▶ _EXERCISE MATERIAL_
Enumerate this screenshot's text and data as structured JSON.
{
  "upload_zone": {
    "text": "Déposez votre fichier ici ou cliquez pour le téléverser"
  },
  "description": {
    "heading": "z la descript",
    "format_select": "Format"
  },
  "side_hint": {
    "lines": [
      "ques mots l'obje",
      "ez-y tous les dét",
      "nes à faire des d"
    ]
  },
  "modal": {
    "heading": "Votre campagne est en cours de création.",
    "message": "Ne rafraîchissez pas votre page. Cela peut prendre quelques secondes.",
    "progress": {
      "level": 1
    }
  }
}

▶ _THE PROBLEM_
Reproduce every line of the data verbatim.

▶ _TASK OUTPUT_
Enumerate this screenshot's text and data as structured JSON.
{
  "upload_zone": {
    "text": "Déposez votre fichier ici ou cliquez pour le téléverser"
  },
  "description": {
    "heading": "z la descript",
    "format_select": "Format"
  },
  "side_hint": {
    "lines": [
      "ques mots l'obje",
      "ez-y tous les dét",
      "nes à faire des d"
    ]
  },
  "modal": {
    "heading": "Votre campagne est en cours de création.",
    "message": "Ne rafraîchissez pas votre page. Cela peut prendre quelques secondes.",
    "progress": {
      "level": 1
    }
  }
}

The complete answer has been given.